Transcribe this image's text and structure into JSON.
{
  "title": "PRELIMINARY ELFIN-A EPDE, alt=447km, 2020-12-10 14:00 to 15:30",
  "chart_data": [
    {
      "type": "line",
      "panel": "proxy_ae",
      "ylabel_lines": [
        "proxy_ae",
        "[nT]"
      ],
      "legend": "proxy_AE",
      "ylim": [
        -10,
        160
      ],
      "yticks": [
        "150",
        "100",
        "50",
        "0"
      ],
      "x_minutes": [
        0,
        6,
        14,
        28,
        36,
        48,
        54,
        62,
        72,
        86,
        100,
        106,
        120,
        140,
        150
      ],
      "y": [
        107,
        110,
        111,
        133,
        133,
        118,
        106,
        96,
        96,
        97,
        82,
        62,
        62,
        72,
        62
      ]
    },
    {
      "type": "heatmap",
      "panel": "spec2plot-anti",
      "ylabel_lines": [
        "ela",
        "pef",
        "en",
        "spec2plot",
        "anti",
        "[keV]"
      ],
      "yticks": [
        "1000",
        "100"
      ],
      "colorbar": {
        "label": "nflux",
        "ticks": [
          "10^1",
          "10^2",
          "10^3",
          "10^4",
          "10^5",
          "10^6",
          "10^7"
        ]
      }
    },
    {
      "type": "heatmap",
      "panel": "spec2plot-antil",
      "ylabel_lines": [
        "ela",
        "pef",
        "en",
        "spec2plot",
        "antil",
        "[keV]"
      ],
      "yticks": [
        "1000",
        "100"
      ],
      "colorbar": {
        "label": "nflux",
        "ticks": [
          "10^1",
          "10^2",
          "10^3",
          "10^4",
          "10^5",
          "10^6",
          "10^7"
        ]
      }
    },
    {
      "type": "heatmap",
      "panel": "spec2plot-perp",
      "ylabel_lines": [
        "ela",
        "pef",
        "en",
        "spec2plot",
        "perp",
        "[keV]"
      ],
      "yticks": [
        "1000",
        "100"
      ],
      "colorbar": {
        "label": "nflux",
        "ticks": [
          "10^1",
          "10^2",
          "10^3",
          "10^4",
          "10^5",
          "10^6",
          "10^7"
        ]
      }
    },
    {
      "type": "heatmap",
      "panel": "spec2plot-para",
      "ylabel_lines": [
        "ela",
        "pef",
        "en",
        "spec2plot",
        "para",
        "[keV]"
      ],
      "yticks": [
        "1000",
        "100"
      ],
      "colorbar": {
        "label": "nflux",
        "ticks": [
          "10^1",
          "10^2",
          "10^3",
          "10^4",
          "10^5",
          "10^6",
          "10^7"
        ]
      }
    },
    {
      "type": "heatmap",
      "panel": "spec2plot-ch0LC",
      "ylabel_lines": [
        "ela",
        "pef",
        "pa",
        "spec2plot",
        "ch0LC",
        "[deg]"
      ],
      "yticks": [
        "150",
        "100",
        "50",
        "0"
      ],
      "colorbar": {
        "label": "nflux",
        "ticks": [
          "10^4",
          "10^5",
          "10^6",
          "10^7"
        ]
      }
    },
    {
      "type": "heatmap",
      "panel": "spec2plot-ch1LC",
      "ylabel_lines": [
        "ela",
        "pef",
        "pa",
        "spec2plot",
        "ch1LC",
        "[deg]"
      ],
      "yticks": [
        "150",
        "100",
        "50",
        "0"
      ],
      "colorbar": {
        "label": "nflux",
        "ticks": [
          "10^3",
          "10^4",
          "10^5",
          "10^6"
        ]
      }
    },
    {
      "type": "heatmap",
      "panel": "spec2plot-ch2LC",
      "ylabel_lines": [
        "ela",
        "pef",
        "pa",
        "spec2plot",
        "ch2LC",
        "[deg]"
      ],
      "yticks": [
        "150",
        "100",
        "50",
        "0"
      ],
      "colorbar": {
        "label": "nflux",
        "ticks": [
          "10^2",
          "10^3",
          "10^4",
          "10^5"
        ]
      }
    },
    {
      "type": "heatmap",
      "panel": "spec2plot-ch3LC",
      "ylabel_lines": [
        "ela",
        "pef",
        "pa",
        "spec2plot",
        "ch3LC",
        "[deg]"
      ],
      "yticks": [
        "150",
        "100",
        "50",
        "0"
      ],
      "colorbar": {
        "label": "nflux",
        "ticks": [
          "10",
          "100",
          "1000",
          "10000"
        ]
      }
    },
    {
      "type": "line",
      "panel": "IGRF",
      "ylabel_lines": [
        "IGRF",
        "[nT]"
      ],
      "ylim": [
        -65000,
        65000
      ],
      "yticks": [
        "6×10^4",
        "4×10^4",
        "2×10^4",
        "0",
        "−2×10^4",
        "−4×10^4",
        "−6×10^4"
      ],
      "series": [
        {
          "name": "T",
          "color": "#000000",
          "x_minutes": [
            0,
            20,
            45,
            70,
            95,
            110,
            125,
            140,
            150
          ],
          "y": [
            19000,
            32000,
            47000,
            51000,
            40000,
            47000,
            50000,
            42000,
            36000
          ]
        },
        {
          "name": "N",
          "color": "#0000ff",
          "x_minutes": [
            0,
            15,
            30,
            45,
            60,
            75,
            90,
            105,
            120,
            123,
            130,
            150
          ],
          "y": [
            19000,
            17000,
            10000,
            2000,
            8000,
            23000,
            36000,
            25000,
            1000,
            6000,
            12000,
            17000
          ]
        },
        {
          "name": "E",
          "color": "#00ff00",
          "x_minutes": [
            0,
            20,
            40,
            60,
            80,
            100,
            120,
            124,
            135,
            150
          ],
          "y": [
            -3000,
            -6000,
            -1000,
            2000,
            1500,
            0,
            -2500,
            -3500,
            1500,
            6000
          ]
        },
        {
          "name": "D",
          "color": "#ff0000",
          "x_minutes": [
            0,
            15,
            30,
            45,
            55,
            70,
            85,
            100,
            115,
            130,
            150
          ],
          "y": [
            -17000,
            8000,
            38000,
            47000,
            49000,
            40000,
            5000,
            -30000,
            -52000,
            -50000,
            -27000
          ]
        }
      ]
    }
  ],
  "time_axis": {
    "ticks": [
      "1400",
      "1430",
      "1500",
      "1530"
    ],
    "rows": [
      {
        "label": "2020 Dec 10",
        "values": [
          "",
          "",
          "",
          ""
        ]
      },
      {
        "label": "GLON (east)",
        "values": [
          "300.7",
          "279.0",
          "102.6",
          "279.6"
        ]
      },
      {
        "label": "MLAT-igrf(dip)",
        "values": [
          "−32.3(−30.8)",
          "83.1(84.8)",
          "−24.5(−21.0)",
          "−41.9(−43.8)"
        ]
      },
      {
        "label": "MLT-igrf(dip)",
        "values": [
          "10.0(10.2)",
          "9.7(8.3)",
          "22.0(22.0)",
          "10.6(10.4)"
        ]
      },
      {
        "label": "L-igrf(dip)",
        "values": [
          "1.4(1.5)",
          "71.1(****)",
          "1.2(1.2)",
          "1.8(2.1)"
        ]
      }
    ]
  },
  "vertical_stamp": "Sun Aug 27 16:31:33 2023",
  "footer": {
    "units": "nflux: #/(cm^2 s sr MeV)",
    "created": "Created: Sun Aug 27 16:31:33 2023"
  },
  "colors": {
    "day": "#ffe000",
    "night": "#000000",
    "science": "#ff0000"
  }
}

— Do this —
Give the data again, exactly as it stands.

— Response to the task —
Transcribe this image's text and structure into JSON.
{
  "title": "PRELIMINARY ELFIN-A EPDE, alt=447km, 2020-12-10 14:00 to 15:30",
  "chart_data": [
    {
      "type": "line",
      "panel": "proxy_ae",
      "ylabel_lines": [
        "proxy_ae",
        "[nT]"
      ],
      "legend": "proxy_AE",
      "ylim": [
        -10,
        160
      ],
      "yticks": [
        "150",
        "100",
        "50",
        "0"
      ],
      "x_minutes": [
        0,
        6,
        14,
        28,
        36,
        48,
        54,
        62,
        72,
        86,
        100,
        106,
        120,
        140,
        150
      ],
      "y": [
        107,
        110,
        111,
        133,
        133,
        118,
        106,
        96,
        96,
        97,
        82,
        62,
        62,
        72,
        62
      ]
    },
    {
      "type": "heatmap",
      "panel": "spec2plot-anti",
      "ylabel_lines": [
        "ela",
        "pef",
        "en",
        "spec2plot",
        "anti",
        "[keV]"
      ],
      "yticks": [
        "1000",
        "100"
      ],
      "colorbar": {
        "label": "nflux",
        "ticks": [
          "10^1",
          "10^2",
          "10^3",
          "10^4",
          "10^5",
          "10^6",
          "10^7"
        ]
      }
    },
    {
      "type": "heatmap",
      "panel": "spec2plot-antil",
      "ylabel_lines": [
        "ela",
        "pef",
        "en",
        "spec2plot",
        "antil",
        "[keV]"
      ],
      "yticks": [
        "1000",
        "100"
      ],
      "colorbar": {
        "label": "nflux",
        "ticks": [
          "10^1",
          "10^2",
          "10^3",
          "10^4",
          "10^5",
          "10^6",
          "10^7"
        ]
      }
    },
    {
      "type": "heatmap",
      "panel": "spec2plot-perp",
      "ylabel_lines": [
        "ela",
        "pef",
        "en",
        "spec2plot",
        "perp",
        "[keV]"
      ],
      "yticks": [
        "1000",
        "100"
      ],
      "colorbar": {
        "label": "nflux",
        "ticks": [
          "10^1",
          "10^2",
          "10^3",
          "10^4",
          "10^5",
          "10^6",
          "10^7"
        ]
      }
    },
    {
      "type": "heatmap",
      "panel": "spec2plot-para",
      "ylabel_lines": [
        "ela",
        "pef",
        "en",
        "spec2plot",
        "para",
        "[keV]"
      ],
      "yticks": [
        "1000",
        "100"
      ],
      "colorbar": {
        "label": "nflux",
        "ticks": [
          "10^1",
          "10^2",
          "10^3",
          "10^4",
          "10^5",
          "10^6",
          "10^7"
        ]
      }
    },
    {
      "type": "heatmap",
      "panel": "spec2plot-ch0LC",
      "ylabel_lines": [
        "ela",
        "pef",
        "pa",
        "spec2plot",
        "ch0LC",
        "[deg]"
      ],
      "yticks": [
        "150",
        "100",
        "50",
        "0"
      ],
      "colorbar": {
        "label": "nflux",
        "ticks": [
          "10^4",
          "10^5",
          "10^6",
          "10^7"
        ]
      }
    },
    {
      "type": "heatmap",
      "panel": "spec2plot-ch1LC",
      "ylabel_lines": [
        "ela",
        "pef",
        "pa",
        "spec2plot",
        "ch1LC",
        "[deg]"
      ],
      "yticks": [
        "150",
        "100",
        "50",
        "0"
      ],
      "colorbar": {
        "label": "nflux",
        "ticks": [
          "10^3",
          "10^4",
          "10^5",
          "10^6"
        ]
      }
    },
    {
      "type": "heatmap",
      "panel": "spec2plot-ch2LC",
      "ylabel_lines": [
        "ela",
        "pef",
        "pa",
        "spec2plot",
        "ch2LC",
        "[deg]"
      ],
      "yticks": [
        "150",
        "100",
        "50",
        "0"
      ],
      "colorbar": {
        "label": "nflux",
        "ticks": [
          "10^2",
          "10^3",
          "10^4",
          "10^5"
        ]
      }
    },
    {
      "type": "heatmap",
      "panel": "spec2plot-ch3LC",
      "ylabel_lines": [
        "ela",
        "pef",
        "pa",
        "spec2plot",
        "ch3LC",
        "[deg]"
      ],
      "yticks": [
        "150",
        "100",
        "50",
        "0"
      ],
      "colorbar": {
        "label": "nflux",
        "ticks": [
          "10",
          "100",
          "1000",
          "10000"
        ]
      }
    },
    {
      "type": "line",
      "panel": "IGRF",
      "ylabel_lines": [
        "IGRF",
        "[nT]"
      ],
      "ylim": [
        -65000,
        65000
      ],
      "yticks": [
        "6×10^4",
        "4×10^4",
        "2×10^4",
        "0",
        "−2×10^4",
        "−4×10^4",
        "−6×10^4"
      ],
      "series": [
        {
          "name": "T",
          "color": "#000000",
          "x_minutes": [
            0,
            20,
            45,
            70,
            95,
            110,
            125,
            140,
            150
          ],
          "y": [
            19000,
            32000,
            47000,
            51000,
            40000,
            47000,
            50000,
            42000,
            36000
          ]
        },
        {
          "name": "N",
          "color": "#0000ff",
          "x_minutes": [
            0,
            15,
            30,
            45,
            60,
            75,
            90,
            105,
            120,
            123,
            130,
            150
          ],
          "y": [
            19000,
            17000,
            10000,
            2000,
            8000,
            23000,
            36000,
            25000,
            1000,
            6000,
            12000,
            17000
          ]
        },
        {
          "name": "E",
          "color": "#00ff00",
          "x_minutes": [
            0,
            20,
            40,
            60,
            80,
            100,
            120,
            124,
            135,
            150
          ],
          "y": [
            -3000,
            -6000,
            -1000,
            2000,
            1500,
            0,
            -2500,
            -3500,
            1500,
            6000
          ]
        },
        {
          "name": "D",
          "color": "#ff0000",
          "x_minutes": [
            0,
            15,
            30,
            45,
            55,
            70,
            85,
            100,
            115,
            130,
            150
          ],
          "y": [
            -17000,
            8000,
            38000,
            47000,
            49000,
            40000,
            5000,
            -30000,
            -52000,
            -50000,
            -27000
          ]
        }
      ]
    }
  ],
  "time_axis": {
    "ticks": [
      "1400",
      "1430",
      "1500",
      "1530"
    ],
    "rows": [
      {
        "label": "2020 Dec 10",
        "values": [
          "",
          "",
          "",
          ""
        ]
      },
      {
        "label": "GLON (east)",
        "values": [
          "300.7",
          "279.0",
          "102.6",
          "279.6"
        ]
      },
      {
        "label": "MLAT-igrf(dip)",
        "values": [
          "−32.3(−30.8)",
          "83.1(84.8)",
          "−24.5(−21.0)",
          "−41.9(−43.8)"
        ]
      },
      {
        "label": "MLT-igrf(dip)",
        "values": [
          "10.0(10.2)",
          "9.7(8.3)",
          "22.0(22.0)",
          "10.6(10.4)"
        ]
      },
      {
        "label": "L-igrf(dip)",
        "values": [
          "1.4(1.5)",
          "71.1(****)",
          "1.2(1.2)",
          "1.8(2.1)"
        ]
      }
    ]
  },
  "vertical_stamp": "Sun Aug 27 16:31:33 2023",
  "footer": {
    "units": "nflux: #/(cm^2 s sr MeV)",
    "created": "Created: Sun Aug 27 16:31:33 2023"
  },
  "colors": {
    "day": "#ffe000",
    "night": "#000000",
    "science": "#ff0000"
  }
}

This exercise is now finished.